» **Stated problem**: Which lines have the string "wünscht"? Copy all of them from the entries below.

########################################

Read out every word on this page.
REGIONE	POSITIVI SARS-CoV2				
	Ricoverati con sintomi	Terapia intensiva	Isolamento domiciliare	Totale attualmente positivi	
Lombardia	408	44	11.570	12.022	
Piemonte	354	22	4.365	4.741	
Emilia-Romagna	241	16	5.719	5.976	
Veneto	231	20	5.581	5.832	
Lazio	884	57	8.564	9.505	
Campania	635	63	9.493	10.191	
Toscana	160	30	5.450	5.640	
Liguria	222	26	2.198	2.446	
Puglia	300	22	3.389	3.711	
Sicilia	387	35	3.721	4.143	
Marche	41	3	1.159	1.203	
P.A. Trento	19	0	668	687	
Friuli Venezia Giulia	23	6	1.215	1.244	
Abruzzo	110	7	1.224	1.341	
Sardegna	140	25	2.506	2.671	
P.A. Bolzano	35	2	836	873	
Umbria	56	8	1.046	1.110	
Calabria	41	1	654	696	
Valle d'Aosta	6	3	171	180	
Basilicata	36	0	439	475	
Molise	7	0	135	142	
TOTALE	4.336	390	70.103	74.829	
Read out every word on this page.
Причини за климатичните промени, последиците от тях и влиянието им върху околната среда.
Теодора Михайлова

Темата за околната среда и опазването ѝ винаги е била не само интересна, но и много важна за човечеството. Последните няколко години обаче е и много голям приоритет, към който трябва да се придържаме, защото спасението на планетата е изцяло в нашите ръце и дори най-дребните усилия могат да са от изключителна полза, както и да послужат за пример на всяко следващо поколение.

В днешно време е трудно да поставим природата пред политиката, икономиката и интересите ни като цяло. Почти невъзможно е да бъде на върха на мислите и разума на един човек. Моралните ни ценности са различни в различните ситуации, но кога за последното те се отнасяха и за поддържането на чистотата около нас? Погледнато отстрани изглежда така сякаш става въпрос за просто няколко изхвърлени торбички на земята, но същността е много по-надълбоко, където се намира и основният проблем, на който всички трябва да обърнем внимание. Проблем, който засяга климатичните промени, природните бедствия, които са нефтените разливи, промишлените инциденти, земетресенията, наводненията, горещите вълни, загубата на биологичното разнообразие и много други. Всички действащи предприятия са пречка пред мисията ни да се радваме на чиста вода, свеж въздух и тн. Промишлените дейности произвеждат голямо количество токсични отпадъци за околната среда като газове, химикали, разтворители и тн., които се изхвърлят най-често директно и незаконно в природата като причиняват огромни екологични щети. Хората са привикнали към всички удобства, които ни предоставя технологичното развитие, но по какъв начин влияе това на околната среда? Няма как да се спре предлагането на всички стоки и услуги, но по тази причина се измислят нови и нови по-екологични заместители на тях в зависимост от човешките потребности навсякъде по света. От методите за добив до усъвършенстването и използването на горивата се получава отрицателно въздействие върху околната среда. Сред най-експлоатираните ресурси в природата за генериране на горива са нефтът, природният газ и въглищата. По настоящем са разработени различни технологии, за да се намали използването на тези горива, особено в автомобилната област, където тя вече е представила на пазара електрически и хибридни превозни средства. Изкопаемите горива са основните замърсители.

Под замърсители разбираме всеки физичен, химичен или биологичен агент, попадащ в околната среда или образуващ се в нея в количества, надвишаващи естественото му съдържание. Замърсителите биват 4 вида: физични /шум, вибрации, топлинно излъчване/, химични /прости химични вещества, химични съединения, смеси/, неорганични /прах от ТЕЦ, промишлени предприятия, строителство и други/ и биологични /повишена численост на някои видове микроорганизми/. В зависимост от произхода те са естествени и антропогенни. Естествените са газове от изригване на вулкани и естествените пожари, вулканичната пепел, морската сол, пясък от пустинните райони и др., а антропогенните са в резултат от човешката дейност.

########################################

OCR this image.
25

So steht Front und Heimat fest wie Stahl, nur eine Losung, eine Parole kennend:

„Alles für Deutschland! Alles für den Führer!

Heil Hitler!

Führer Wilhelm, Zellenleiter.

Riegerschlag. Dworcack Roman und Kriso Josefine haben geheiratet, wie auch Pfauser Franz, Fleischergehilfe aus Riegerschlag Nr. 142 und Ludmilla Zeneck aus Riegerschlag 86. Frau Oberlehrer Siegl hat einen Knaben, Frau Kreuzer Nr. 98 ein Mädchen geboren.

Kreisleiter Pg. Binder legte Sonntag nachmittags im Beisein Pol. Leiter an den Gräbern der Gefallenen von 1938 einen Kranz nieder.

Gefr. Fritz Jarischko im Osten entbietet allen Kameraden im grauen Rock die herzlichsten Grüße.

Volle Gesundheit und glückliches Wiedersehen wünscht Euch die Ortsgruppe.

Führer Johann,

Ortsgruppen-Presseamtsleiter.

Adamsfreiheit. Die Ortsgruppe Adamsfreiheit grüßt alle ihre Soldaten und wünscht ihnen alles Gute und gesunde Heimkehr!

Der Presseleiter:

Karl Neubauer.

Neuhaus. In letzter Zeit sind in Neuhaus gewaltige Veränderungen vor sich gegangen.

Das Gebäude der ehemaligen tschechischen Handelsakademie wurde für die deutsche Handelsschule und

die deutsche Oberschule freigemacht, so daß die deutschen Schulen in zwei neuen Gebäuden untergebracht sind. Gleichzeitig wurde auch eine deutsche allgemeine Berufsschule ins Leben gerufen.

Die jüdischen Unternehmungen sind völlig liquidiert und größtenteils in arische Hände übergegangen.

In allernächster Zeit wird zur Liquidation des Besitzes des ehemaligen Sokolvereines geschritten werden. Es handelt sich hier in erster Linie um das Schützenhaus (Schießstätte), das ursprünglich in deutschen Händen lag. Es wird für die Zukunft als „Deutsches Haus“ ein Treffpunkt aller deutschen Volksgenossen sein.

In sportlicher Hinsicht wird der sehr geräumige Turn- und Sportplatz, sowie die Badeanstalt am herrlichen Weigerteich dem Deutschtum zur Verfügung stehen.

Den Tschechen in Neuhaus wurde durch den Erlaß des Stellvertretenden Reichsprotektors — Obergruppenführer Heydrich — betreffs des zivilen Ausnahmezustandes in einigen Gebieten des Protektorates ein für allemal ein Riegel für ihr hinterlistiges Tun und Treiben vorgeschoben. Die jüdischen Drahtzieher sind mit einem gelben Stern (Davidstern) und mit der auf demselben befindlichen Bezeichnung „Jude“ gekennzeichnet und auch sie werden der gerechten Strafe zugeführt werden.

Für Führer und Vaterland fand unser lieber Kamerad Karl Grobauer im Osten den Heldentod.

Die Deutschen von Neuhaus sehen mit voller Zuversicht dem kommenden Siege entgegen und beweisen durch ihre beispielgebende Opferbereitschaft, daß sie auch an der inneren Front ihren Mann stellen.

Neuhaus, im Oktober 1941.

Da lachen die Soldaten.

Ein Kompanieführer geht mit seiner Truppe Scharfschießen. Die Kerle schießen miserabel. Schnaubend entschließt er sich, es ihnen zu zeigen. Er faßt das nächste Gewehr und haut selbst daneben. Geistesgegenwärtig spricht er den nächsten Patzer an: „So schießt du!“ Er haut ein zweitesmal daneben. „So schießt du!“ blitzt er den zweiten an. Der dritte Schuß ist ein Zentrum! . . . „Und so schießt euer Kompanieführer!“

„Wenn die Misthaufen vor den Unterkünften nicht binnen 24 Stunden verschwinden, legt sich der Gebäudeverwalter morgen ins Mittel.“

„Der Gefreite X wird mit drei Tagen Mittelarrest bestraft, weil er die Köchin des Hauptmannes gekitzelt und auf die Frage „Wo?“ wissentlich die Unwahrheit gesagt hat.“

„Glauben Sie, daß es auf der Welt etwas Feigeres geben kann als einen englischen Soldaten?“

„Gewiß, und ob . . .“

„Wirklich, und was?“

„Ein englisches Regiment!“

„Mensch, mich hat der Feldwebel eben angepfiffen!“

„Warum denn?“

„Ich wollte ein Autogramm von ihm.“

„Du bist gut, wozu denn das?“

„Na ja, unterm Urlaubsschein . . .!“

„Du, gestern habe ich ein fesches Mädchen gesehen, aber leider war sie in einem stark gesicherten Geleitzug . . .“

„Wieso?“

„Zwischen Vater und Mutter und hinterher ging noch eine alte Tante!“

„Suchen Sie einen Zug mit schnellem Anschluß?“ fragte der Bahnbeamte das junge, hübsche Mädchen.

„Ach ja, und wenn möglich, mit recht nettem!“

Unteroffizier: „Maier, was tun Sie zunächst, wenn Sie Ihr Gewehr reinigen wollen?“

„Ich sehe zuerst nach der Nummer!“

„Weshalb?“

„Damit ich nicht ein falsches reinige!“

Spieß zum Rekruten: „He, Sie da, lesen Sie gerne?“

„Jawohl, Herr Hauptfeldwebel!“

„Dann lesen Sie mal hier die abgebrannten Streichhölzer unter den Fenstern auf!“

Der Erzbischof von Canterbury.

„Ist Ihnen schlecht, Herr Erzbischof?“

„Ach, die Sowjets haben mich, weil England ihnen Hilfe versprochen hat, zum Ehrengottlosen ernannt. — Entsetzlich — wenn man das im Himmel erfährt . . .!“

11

########################################

» **Problem solution**:
Volle Gesundheit und glückliches Wiedersehen wünscht Euch die Ortsgruppe.
Adamsfreiheit. Die Ortsgruppe Adamsfreiheit grüßt alle ihre Soldaten und wünscht ihnen alles Gute und gesunde Heimkehr!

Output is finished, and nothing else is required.